* **THE TASK**
Repeat the material below word for word and leave out all pictures.

** Begin DATA TO PROCESS **

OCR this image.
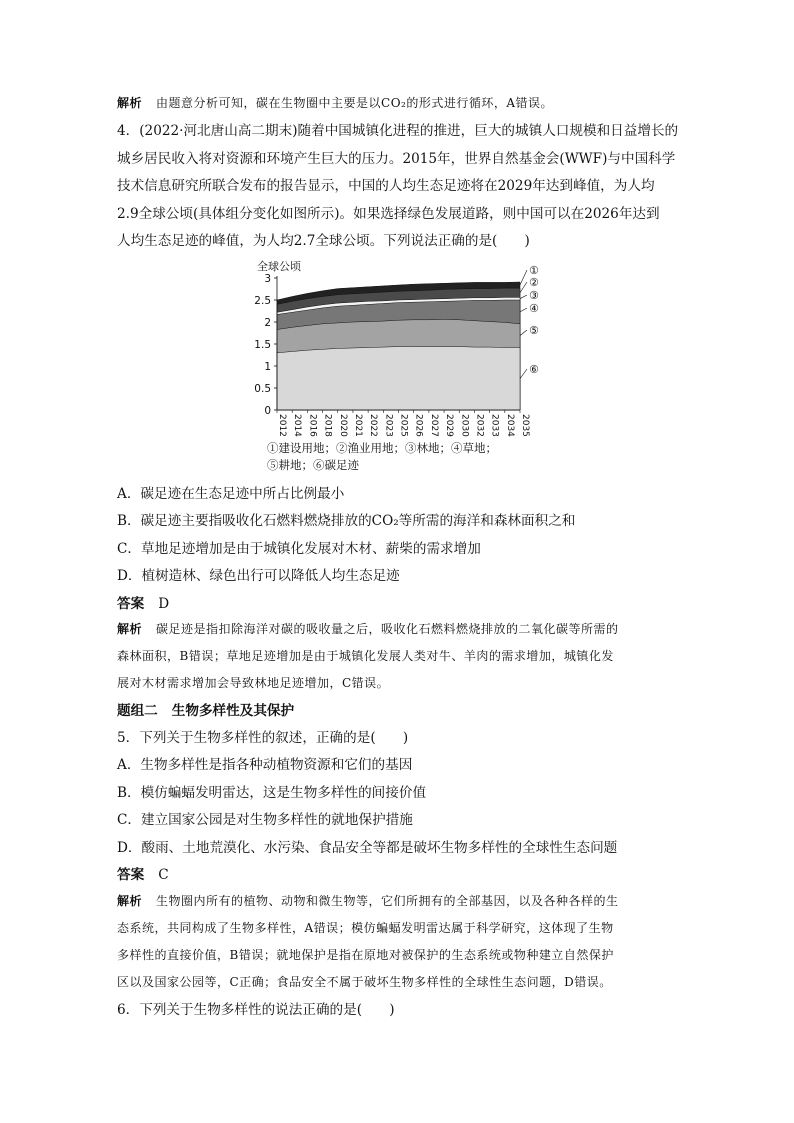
解析 由题意分析可知，碳在生物圈中主要是以CO₂的形式进行循环，A错误。
4．(2022·河北唐山高二期末)随着中国城镇化进程的推进，巨大的城镇人口规模和日益增长的
城乡居民收入将对资源和环境产生巨大的压力。2015年，世界自然基金会(WWF)与中国科学
技术信息研究所联合发布的报告显示，中国的人均生态足迹将在2029年达到峰值，为人均
2.9全球公顷(具体组分变化如图所示)。如果选择绿色发展道路，则中国可以在2026年达到
人均生态足迹的峰值，为人均2.7全球公顷。下列说法正确的是(　　)
全球公顷
0
0.5
1
1.5
2
2.5
3
2012 2014 2016 2018 2020 2021 2022 2023 2025 2026 2027 2029 2030 2032 2033 2034 2035
①
②
③
④
⑤
⑥
①建设用地；②渔业用地；③林地；④草地；
⑤耕地；⑥碳足迹
A．碳足迹在生态足迹中所占比例最小
B．碳足迹主要指吸收化石燃料燃烧排放的CO₂等所需的海洋和森林面积之和
C．草地足迹增加是由于城镇化发展对木材、薪柴的需求增加
D．植树造林、绿色出行可以降低人均生态足迹
答案 D
解析 碳足迹是指扣除海洋对碳的吸收量之后，吸收化石燃料燃烧排放的二氧化碳等所需的
森林面积，B错误；草地足迹增加是由于城镇化发展人类对牛、羊肉的需求增加，城镇化发
展对木材需求增加会导致林地足迹增加，C错误。
题组二 生物多样性及其保护
5．下列关于生物多样性的叙述，正确的是(　　)
A．生物多样性是指各种动植物资源和它们的基因
B．模仿蝙蝠发明雷达，这是生物多样性的间接价值
C．建立国家公园是对生物多样性的就地保护措施
D．酸雨、土地荒漠化、水污染、食品安全等都是破坏生物多样性的全球性生态问题
答案 C
解析 生物圈内所有的植物、动物和微生物等，它们所拥有的全部基因，以及各种各样的生
态系统，共同构成了生物多样性，A错误；模仿蝙蝠发明雷达属于科学研究，这体现了生物
多样性的直接价值，B错误；就地保护是指在原地对被保护的生态系统或物种建立自然保护
区以及国家公园等，C正确；食品安全不属于破坏生物多样性的全球性生态问题，D错误。
6．下列关于生物多样性的说法正确的是(　　)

** End DATA TO PROCESS **

* **OUTPUT FOR THIS EXERCISE**
OCR this image.
解析 由题意分析可知，碳在生物圈中主要是以CO₂的形式进行循环，A错误。
4．(2022·河北唐山高二期末)随着中国城镇化进程的推进，巨大的城镇人口规模和日益增长的
城乡居民收入将对资源和环境产生巨大的压力。2015年，世界自然基金会(WWF)与中国科学
技术信息研究所联合发布的报告显示，中国的人均生态足迹将在2029年达到峰值，为人均
2.9全球公顷(具体组分变化如图所示)。如果选择绿色发展道路，则中国可以在2026年达到
人均生态足迹的峰值，为人均2.7全球公顷。下列说法正确的是(　　)
全球公顷
0
0.5
1
1.5
2
2.5
3
2012 2014 2016 2018 2020 2021 2022 2023 2025 2026 2027 2029 2030 2032 2033 2034 2035
①
②
③
④
⑤
⑥
①建设用地；②渔业用地；③林地；④草地；
⑤耕地；⑥碳足迹
A．碳足迹在生态足迹中所占比例最小
B．碳足迹主要指吸收化石燃料燃烧排放的CO₂等所需的海洋和森林面积之和
C．草地足迹增加是由于城镇化发展对木材、薪柴的需求增加
D．植树造林、绿色出行可以降低人均生态足迹
答案 D
解析 碳足迹是指扣除海洋对碳的吸收量之后，吸收化石燃料燃烧排放的二氧化碳等所需的
森林面积，B错误；草地足迹增加是由于城镇化发展人类对牛、羊肉的需求增加，城镇化发
展对木材需求增加会导致林地足迹增加，C错误。
题组二 生物多样性及其保护
5．下列关于生物多样性的叙述，正确的是(　　)
A．生物多样性是指各种动植物资源和它们的基因
B．模仿蝙蝠发明雷达，这是生物多样性的间接价值
C．建立国家公园是对生物多样性的就地保护措施
D．酸雨、土地荒漠化、水污染、食品安全等都是破坏生物多样性的全球性生态问题
答案 C
解析 生物圈内所有的植物、动物和微生物等，它们所拥有的全部基因，以及各种各样的生
态系统，共同构成了生物多样性，A错误；模仿蝙蝠发明雷达属于科学研究，这体现了生物
多样性的直接价值，B错误；就地保护是指在原地对被保护的生态系统或物种建立自然保护
区以及国家公园等，C正确；食品安全不属于破坏生物多样性的全球性生态问题，D错误。
6．下列关于生物多样性的说法正确的是(　　)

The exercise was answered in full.